— Data section —
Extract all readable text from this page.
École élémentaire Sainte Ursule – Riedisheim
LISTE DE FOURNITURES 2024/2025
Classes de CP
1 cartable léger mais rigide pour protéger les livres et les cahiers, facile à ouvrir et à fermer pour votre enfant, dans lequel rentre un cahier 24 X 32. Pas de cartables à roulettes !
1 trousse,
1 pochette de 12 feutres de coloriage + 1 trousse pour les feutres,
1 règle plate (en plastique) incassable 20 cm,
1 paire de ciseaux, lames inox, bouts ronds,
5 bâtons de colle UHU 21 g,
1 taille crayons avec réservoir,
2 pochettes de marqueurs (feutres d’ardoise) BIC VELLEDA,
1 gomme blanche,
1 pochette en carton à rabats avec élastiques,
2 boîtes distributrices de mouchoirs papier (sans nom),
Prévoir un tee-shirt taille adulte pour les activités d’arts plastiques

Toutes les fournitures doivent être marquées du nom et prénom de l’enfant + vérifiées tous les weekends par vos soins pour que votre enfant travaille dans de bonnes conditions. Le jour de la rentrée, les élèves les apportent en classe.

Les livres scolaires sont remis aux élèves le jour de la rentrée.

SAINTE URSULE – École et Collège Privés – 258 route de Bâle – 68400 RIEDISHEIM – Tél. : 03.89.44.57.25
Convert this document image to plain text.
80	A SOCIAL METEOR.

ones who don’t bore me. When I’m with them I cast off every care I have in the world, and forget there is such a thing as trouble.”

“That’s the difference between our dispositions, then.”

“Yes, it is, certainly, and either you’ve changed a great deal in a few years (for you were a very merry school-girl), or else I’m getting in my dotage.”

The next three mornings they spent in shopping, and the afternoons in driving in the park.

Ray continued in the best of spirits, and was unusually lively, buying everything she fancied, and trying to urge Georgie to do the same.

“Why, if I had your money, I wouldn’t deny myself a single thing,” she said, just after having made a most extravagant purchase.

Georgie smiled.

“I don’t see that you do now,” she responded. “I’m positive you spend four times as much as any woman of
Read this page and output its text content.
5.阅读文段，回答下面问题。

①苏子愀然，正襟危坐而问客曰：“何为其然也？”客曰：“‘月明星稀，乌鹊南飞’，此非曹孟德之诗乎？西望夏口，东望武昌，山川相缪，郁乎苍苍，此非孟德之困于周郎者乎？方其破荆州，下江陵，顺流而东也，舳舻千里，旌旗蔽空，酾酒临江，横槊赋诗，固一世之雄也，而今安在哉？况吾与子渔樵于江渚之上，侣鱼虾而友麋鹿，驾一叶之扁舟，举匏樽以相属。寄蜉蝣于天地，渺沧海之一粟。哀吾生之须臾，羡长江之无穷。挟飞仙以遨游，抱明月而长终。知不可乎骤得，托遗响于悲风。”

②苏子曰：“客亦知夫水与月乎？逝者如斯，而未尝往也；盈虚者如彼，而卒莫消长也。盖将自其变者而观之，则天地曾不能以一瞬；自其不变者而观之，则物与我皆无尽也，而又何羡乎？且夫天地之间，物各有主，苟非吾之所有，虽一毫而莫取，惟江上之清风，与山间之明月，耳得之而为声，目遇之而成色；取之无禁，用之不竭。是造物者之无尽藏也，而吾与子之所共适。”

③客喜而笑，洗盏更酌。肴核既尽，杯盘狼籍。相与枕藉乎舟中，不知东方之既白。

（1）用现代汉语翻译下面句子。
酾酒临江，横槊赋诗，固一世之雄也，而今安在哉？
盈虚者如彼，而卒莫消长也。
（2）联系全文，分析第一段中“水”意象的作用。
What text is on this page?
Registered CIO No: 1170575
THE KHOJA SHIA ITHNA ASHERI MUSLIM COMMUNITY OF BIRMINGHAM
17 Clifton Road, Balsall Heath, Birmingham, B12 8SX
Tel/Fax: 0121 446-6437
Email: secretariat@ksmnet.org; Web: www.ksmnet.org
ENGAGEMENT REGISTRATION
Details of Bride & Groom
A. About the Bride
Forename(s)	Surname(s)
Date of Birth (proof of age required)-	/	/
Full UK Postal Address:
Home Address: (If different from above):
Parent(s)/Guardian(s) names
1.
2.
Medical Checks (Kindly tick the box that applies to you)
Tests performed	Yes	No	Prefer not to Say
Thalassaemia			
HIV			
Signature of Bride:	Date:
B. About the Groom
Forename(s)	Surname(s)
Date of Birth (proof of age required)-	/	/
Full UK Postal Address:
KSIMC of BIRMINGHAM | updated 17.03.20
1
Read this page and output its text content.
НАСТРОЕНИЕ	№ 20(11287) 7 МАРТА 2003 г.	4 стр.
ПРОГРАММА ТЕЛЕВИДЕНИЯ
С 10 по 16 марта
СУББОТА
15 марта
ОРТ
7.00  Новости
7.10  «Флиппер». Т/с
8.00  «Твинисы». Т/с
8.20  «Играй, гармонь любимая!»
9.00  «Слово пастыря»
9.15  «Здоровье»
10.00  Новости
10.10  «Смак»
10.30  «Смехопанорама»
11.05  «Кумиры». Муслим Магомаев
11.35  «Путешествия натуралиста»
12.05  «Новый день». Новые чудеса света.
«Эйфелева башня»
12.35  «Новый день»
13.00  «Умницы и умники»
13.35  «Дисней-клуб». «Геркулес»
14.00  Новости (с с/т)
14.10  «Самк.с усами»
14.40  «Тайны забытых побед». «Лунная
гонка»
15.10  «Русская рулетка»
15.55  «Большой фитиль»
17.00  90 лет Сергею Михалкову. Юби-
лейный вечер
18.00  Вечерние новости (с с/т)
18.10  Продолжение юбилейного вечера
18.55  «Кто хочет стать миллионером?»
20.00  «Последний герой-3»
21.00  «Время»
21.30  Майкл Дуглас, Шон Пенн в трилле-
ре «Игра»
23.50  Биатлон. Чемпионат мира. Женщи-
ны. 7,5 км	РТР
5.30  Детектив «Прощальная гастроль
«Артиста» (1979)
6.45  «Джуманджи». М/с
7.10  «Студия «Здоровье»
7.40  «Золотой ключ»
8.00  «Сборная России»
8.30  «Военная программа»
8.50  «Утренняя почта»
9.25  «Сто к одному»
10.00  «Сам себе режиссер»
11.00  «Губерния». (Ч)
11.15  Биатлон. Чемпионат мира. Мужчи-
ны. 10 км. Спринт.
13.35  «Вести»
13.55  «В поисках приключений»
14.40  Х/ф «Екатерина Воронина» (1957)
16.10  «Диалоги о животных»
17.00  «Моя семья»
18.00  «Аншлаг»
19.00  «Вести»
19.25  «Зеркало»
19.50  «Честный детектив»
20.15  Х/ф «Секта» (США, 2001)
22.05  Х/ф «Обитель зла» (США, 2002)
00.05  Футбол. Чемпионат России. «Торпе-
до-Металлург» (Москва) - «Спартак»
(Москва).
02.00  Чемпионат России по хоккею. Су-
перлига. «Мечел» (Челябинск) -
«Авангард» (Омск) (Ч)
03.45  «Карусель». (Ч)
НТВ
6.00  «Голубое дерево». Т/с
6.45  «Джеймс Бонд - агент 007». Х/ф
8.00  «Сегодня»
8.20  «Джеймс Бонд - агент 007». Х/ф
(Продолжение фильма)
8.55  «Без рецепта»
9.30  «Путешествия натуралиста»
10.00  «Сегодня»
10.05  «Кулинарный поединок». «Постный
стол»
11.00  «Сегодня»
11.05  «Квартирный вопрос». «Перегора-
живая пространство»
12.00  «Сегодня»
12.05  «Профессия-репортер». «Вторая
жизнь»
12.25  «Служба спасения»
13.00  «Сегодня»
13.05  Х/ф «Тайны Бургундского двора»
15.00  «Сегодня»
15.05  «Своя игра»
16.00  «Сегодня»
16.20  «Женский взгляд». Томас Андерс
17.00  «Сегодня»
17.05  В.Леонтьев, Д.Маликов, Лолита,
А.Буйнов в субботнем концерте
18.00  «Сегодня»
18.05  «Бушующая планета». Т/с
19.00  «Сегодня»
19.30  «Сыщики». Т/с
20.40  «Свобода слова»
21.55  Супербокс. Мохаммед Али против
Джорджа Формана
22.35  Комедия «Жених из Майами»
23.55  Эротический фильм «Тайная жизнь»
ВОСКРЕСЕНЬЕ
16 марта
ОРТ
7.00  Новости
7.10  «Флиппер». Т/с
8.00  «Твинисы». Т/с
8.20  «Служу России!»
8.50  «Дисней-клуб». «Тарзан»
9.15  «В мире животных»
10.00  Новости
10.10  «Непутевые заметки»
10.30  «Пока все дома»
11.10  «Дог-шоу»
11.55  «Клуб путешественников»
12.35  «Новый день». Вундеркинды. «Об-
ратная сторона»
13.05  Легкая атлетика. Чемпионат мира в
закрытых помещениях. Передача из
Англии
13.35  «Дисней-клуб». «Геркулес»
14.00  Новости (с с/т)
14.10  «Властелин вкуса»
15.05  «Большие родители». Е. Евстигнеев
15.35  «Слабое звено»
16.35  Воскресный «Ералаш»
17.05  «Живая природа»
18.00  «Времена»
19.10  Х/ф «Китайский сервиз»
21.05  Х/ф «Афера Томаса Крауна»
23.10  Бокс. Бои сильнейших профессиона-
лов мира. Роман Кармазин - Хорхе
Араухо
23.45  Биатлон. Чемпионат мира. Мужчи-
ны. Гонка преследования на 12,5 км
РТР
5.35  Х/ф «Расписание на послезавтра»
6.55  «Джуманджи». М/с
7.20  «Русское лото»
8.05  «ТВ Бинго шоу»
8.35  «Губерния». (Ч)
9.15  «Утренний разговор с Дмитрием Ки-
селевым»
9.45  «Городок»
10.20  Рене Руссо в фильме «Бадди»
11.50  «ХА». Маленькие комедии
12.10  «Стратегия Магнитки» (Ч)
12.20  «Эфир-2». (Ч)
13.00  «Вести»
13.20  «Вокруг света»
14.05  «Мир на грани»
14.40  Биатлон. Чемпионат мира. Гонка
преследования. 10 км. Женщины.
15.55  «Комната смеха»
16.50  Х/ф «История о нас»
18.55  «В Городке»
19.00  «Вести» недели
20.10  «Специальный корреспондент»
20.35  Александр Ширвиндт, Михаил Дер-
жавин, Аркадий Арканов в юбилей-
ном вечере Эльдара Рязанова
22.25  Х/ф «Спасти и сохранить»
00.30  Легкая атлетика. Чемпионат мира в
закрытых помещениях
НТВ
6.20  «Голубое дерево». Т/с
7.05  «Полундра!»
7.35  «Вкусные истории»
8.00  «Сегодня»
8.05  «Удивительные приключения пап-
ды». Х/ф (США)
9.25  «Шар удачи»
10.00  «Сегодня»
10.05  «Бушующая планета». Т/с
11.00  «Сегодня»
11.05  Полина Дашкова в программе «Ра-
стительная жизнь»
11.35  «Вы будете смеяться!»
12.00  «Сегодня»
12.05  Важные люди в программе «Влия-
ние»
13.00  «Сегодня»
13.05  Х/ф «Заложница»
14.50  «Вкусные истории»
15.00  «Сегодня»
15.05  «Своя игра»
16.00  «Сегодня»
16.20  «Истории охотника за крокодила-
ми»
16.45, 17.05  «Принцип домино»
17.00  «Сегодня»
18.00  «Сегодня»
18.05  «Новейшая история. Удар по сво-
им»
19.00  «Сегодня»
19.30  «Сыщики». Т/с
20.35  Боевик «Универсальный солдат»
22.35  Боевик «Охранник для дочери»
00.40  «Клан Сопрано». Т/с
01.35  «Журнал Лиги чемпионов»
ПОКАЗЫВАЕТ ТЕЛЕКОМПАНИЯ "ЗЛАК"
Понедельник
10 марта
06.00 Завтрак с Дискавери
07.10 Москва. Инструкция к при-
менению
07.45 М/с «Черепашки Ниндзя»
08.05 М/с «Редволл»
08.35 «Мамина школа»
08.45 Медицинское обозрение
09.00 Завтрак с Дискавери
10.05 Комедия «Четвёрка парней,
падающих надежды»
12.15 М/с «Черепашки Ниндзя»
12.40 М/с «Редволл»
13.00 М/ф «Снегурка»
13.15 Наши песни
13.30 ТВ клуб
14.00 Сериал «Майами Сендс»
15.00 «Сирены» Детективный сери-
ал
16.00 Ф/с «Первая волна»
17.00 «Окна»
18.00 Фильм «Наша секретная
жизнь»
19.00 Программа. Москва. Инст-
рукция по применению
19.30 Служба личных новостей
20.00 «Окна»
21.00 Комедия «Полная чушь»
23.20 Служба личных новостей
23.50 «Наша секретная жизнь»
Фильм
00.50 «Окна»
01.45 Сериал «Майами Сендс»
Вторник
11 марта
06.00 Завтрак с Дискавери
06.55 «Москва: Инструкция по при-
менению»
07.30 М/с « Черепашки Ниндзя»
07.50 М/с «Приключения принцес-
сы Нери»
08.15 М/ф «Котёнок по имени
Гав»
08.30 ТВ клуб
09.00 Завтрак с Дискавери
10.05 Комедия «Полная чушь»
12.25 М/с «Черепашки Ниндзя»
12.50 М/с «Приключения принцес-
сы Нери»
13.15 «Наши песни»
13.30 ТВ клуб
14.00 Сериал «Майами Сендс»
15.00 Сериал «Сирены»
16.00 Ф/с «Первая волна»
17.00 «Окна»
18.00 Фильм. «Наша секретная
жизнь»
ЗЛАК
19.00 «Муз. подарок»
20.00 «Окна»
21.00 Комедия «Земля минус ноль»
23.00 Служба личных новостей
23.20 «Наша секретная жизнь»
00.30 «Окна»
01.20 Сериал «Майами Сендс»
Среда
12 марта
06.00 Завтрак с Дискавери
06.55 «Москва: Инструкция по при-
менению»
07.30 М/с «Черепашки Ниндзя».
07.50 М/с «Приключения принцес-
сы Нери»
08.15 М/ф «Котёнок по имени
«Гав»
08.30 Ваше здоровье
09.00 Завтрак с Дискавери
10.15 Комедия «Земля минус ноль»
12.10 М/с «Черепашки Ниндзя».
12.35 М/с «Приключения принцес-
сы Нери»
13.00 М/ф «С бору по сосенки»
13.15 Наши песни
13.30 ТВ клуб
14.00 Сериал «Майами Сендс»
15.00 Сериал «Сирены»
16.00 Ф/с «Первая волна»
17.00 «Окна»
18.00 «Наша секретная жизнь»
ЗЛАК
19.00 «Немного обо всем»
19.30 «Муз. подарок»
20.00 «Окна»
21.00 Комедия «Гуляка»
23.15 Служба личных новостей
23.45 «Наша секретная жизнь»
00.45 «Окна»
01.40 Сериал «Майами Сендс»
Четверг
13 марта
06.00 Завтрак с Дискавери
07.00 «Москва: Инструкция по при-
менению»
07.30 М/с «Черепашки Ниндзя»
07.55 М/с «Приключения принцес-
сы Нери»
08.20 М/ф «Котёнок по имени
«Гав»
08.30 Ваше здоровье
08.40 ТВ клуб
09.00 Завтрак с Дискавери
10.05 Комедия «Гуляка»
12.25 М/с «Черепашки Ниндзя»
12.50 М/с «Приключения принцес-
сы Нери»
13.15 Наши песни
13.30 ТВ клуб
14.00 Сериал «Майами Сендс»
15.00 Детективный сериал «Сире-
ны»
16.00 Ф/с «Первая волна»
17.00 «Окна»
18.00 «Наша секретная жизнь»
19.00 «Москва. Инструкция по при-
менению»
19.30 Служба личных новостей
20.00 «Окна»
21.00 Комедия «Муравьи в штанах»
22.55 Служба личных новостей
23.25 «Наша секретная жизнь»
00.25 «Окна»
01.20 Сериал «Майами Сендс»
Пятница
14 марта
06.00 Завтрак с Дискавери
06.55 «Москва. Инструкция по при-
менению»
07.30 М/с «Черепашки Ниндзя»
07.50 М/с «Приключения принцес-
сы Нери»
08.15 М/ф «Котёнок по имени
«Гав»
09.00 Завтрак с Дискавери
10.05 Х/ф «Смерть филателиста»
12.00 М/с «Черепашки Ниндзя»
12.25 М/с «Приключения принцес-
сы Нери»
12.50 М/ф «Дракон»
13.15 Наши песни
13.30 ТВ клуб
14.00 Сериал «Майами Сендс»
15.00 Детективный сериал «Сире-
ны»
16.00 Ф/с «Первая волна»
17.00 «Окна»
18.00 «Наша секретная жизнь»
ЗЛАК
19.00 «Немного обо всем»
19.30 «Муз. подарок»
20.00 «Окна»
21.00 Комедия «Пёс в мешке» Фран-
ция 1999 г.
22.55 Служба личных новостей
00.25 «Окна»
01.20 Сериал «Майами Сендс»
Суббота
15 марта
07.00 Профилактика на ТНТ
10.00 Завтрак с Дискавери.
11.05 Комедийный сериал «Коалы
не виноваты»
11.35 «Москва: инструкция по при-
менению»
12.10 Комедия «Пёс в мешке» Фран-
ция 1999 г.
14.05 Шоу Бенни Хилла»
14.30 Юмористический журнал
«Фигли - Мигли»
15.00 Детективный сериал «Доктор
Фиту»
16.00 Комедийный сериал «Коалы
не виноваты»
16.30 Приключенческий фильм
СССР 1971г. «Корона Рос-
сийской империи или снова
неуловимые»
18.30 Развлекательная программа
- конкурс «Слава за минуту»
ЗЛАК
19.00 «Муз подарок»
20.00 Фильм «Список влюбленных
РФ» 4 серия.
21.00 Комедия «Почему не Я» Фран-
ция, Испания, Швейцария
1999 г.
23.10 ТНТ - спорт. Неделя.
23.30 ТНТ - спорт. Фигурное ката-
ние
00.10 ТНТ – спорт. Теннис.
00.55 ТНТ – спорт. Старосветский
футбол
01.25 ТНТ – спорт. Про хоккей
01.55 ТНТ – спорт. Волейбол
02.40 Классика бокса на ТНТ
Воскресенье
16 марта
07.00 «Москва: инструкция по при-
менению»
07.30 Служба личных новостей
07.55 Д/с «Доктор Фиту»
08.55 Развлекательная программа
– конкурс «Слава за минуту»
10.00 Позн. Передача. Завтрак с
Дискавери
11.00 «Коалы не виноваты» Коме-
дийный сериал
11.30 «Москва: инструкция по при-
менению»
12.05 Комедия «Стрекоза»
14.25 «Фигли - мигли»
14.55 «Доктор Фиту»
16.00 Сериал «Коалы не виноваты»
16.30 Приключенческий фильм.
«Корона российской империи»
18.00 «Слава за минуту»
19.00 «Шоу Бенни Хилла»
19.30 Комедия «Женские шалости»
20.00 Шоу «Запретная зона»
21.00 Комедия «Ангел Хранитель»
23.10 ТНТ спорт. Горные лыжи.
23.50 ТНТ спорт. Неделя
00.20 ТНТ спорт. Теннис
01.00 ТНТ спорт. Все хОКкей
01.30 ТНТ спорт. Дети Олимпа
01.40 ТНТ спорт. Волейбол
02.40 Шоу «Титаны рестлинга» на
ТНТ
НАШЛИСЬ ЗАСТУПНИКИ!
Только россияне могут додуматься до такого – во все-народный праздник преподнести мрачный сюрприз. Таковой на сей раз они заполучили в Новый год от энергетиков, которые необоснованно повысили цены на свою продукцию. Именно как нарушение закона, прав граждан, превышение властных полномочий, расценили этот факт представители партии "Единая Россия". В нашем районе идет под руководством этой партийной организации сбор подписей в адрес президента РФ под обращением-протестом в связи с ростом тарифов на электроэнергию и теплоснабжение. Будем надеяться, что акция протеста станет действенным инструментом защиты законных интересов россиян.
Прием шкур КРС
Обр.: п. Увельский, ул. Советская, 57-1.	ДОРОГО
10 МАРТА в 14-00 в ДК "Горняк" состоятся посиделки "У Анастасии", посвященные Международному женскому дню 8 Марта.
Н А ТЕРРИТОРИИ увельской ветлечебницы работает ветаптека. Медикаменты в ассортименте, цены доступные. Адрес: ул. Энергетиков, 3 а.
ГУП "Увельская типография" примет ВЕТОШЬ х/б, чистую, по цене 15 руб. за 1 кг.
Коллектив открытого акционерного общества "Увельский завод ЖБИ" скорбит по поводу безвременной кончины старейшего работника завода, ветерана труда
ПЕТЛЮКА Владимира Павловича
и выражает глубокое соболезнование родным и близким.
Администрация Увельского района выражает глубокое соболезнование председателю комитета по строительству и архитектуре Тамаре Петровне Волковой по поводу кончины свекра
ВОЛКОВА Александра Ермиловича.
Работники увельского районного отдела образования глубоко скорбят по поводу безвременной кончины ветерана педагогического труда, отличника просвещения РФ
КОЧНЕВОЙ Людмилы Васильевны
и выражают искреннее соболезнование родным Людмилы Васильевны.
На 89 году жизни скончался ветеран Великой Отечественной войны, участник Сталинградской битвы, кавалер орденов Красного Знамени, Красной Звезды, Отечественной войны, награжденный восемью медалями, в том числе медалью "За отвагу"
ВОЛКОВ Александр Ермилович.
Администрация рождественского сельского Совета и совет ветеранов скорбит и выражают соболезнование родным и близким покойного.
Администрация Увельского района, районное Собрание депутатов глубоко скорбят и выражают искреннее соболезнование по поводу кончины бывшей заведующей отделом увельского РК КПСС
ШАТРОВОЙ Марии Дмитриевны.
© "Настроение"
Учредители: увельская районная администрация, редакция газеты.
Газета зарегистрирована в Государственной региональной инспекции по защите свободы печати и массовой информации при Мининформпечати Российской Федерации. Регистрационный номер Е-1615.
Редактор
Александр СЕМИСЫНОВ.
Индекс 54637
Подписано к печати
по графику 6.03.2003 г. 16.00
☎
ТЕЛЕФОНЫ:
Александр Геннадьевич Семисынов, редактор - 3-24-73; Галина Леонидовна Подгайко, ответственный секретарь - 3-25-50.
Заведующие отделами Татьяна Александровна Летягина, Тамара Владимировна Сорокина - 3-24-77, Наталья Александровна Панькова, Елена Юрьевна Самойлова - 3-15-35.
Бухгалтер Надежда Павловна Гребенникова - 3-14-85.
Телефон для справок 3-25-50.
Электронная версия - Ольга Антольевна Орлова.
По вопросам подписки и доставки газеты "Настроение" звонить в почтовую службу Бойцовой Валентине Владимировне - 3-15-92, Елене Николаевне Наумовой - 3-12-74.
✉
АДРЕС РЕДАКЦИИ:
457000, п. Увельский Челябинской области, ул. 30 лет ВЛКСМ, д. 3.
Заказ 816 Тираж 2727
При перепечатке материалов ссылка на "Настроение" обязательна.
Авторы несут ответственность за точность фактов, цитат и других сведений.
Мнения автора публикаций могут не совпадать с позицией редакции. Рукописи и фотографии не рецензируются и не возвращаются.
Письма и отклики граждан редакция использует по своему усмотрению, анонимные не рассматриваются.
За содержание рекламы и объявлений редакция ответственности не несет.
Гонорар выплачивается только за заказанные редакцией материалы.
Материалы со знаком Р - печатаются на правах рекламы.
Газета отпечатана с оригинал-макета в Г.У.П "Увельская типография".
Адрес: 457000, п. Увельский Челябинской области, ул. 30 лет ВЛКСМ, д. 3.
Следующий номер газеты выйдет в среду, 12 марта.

— Problem to work on —
Extract lines where the string "Полная" occurs.

— Answer to this task —
21.00 Комедия «Полная чушь»
10.05 Комедия «Полная чушь»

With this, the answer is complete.